● **WRITTEN PROBLEM**
Print the data that follows exactly.
=== RECORDS FOR THIS TASK ===
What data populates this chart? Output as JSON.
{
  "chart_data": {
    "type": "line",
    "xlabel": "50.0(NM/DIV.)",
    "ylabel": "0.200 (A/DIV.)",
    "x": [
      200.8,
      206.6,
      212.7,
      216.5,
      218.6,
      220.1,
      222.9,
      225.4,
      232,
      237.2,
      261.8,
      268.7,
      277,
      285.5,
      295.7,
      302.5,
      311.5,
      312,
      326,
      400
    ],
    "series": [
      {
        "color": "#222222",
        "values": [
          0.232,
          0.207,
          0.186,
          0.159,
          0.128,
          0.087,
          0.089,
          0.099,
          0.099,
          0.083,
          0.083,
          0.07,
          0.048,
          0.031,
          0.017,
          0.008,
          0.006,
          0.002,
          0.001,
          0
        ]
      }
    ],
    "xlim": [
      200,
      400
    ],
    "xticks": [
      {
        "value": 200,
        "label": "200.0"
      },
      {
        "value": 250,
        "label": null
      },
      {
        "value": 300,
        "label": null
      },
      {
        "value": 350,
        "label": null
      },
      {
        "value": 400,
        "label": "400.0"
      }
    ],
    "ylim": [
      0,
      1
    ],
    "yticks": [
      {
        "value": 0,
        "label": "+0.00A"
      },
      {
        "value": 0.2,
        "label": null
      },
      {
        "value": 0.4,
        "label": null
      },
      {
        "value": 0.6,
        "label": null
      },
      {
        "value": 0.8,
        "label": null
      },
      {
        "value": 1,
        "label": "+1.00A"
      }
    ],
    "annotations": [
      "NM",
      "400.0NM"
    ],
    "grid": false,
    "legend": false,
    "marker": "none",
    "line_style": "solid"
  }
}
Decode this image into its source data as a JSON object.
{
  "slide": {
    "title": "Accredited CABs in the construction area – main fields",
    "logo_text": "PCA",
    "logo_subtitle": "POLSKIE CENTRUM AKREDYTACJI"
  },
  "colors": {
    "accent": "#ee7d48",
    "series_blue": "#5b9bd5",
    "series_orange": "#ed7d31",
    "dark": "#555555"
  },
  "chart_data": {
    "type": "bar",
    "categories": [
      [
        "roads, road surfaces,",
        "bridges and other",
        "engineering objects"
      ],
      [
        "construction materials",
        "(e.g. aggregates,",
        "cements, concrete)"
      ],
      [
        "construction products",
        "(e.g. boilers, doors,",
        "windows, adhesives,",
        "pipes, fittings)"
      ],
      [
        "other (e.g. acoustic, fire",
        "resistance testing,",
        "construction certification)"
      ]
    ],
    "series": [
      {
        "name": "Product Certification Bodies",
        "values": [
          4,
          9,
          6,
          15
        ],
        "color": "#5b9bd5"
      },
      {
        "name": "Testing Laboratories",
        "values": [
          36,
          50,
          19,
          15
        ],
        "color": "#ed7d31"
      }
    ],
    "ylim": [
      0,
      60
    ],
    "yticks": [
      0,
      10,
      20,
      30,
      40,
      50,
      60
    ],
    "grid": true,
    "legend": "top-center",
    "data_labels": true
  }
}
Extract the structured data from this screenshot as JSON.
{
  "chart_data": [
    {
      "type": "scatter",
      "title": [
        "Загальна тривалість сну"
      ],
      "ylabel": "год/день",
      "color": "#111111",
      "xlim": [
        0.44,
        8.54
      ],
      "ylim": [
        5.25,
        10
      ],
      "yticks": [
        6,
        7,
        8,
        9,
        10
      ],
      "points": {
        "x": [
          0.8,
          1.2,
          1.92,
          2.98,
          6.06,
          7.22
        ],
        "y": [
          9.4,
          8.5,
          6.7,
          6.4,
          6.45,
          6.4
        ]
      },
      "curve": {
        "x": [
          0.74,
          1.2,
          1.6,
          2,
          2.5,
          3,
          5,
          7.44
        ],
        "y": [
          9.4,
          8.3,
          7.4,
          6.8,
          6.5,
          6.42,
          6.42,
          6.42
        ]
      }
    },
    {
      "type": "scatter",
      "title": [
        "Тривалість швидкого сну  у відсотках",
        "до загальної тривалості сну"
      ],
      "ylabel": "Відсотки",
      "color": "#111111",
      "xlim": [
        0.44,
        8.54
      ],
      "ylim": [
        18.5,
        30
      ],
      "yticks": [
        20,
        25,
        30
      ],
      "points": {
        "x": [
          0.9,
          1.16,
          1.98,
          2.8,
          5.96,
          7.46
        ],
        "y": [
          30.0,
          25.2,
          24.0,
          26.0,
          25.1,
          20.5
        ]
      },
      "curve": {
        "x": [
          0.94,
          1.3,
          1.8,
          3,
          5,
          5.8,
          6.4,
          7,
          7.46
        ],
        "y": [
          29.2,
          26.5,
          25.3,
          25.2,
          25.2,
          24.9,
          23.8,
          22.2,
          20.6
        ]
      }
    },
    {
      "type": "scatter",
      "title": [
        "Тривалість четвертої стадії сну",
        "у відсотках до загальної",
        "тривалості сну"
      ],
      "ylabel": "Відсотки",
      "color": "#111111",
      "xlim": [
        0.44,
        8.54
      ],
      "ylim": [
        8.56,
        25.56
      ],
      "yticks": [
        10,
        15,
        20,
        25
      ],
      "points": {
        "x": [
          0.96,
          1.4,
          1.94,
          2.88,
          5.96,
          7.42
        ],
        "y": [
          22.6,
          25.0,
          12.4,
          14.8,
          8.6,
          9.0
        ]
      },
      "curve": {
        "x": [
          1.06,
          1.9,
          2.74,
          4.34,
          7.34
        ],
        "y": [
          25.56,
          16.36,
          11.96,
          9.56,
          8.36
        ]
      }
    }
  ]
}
===
● **OUTPUT FOR THIS TASK**
What data populates this chart? Output as JSON.
{
  "chart_data": {
    "type": "line",
    "xlabel": "50.0(NM/DIV.)",
    "ylabel": "0.200 (A/DIV.)",
    "x": [
      200.8,
      206.6,
      212.7,
      216.5,
      218.6,
      220.1,
      222.9,
      225.4,
      232,
      237.2,
      261.8,
      268.7,
      277,
      285.5,
      295.7,
      302.5,
      311.5,
      312,
      326,
      400
    ],
    "series": [
      {
        "color": "#222222",
        "values": [
          0.232,
          0.207,
          0.186,
          0.159,
          0.128,
          0.087,
          0.089,
          0.099,
          0.099,
          0.083,
          0.083,
          0.07,
          0.048,
          0.031,
          0.017,
          0.008,
          0.006,
          0.002,
          0.001,
          0
        ]
      }
    ],
    "xlim": [
      200,
      400
    ],
    "xticks": [
      {
        "value": 200,
        "label": "200.0"
      },
      {
        "value": 250,
        "label": null
      },
      {
        "value": 300,
        "label": null
      },
      {
        "value": 350,
        "label": null
      },
      {
        "value": 400,
        "label": "400.0"
      }
    ],
    "ylim": [
      0,
      1
    ],
    "yticks": [
      {
        "value": 0,
        "label": "+0.00A"
      },
      {
        "value": 0.2,
        "label": null
      },
      {
        "value": 0.4,
        "label": null
      },
      {
        "value": 0.6,
        "label": null
      },
      {
        "value": 0.8,
        "label": null
      },
      {
        "value": 1,
        "label": "+1.00A"
      }
    ],
    "annotations": [
      "NM",
      "400.0NM"
    ],
    "grid": false,
    "legend": false,
    "marker": "none",
    "line_style": "solid"
  }
}
Decode this image into its source data as a JSON object.
{
  "slide": {
    "title": "Accredited CABs in the construction area – main fields",
    "logo_text": "PCA",
    "logo_subtitle": "POLSKIE CENTRUM AKREDYTACJI"
  },
  "colors": {
    "accent": "#ee7d48",
    "series_blue": "#5b9bd5",
    "series_orange": "#ed7d31",
    "dark": "#555555"
  },
  "chart_data": {
    "type": "bar",
    "categories": [
      [
        "roads, road surfaces,",
        "bridges and other",
        "engineering objects"
      ],
      [
        "construction materials",
        "(e.g. aggregates,",
        "cements, concrete)"
      ],
      [
        "construction products",
        "(e.g. boilers, doors,",
        "windows, adhesives,",
        "pipes, fittings)"
      ],
      [
        "other (e.g. acoustic, fire",
        "resistance testing,",
        "construction certification)"
      ]
    ],
    "series": [
      {
        "name": "Product Certification Bodies",
        "values": [
          4,
          9,
          6,
          15
        ],
        "color": "#5b9bd5"
      },
      {
        "name": "Testing Laboratories",
        "values": [
          36,
          50,
          19,
          15
        ],
        "color": "#ed7d31"
      }
    ],
    "ylim": [
      0,
      60
    ],
    "yticks": [
      0,
      10,
      20,
      30,
      40,
      50,
      60
    ],
    "grid": true,
    "legend": "top-center",
    "data_labels": true
  }
}
Extract the structured data from this screenshot as JSON.
{
  "chart_data": [
    {
      "type": "scatter",
      "title": [
        "Загальна тривалість сну"
      ],
      "ylabel": "год/день",
      "color": "#111111",
      "xlim": [
        0.44,
        8.54
      ],
      "ylim": [
        5.25,
        10
      ],
      "yticks": [
        6,
        7,
        8,
        9,
        10
      ],
      "points": {
        "x": [
          0.8,
          1.2,
          1.92,
          2.98,
          6.06,
          7.22
        ],
        "y": [
          9.4,
          8.5,
          6.7,
          6.4,
          6.45,
          6.4
        ]
      },
      "curve": {
        "x": [
          0.74,
          1.2,
          1.6,
          2,
          2.5,
          3,
          5,
          7.44
        ],
        "y": [
          9.4,
          8.3,
          7.4,
          6.8,
          6.5,
          6.42,
          6.42,
          6.42
        ]
      }
    },
    {
      "type": "scatter",
      "title": [
        "Тривалість швидкого сну  у відсотках",
        "до загальної тривалості сну"
      ],
      "ylabel": "Відсотки",
      "color": "#111111",
      "xlim": [
        0.44,
        8.54
      ],
      "ylim": [
        18.5,
        30
      ],
      "yticks": [
        20,
        25,
        30
      ],
      "points": {
        "x": [
          0.9,
          1.16,
          1.98,
          2.8,
          5.96,
          7.46
        ],
        "y": [
          30.0,
          25.2,
          24.0,
          26.0,
          25.1,
          20.5
        ]
      },
      "curve": {
        "x": [
          0.94,
          1.3,
          1.8,
          3,
          5,
          5.8,
          6.4,
          7,
          7.46
        ],
        "y": [
          29.2,
          26.5,
          25.3,
          25.2,
          25.2,
          24.9,
          23.8,
          22.2,
          20.6
        ]
      }
    },
    {
      "type": "scatter",
      "title": [
        "Тривалість четвертої стадії сну",
        "у відсотках до загальної",
        "тривалості сну"
      ],
      "ylabel": "Відсотки",
      "color": "#111111",
      "xlim": [
        0.44,
        8.54
      ],
      "ylim": [
        8.56,
        25.56
      ],
      "yticks": [
        10,
        15,
        20,
        25
      ],
      "points": {
        "x": [
          0.96,
          1.4,
          1.94,
          2.88,
          5.96,
          7.42
        ],
        "y": [
          22.6,
          25.0,
          12.4,
          14.8,
          8.6,
          9.0
        ]
      },
      "curve": {
        "x": [
          1.06,
          1.9,
          2.74,
          4.34,
          7.34
        ],
        "y": [
          25.56,
          16.36,
          11.96,
          9.56,
          8.36
        ]
      }
    }
  ]
}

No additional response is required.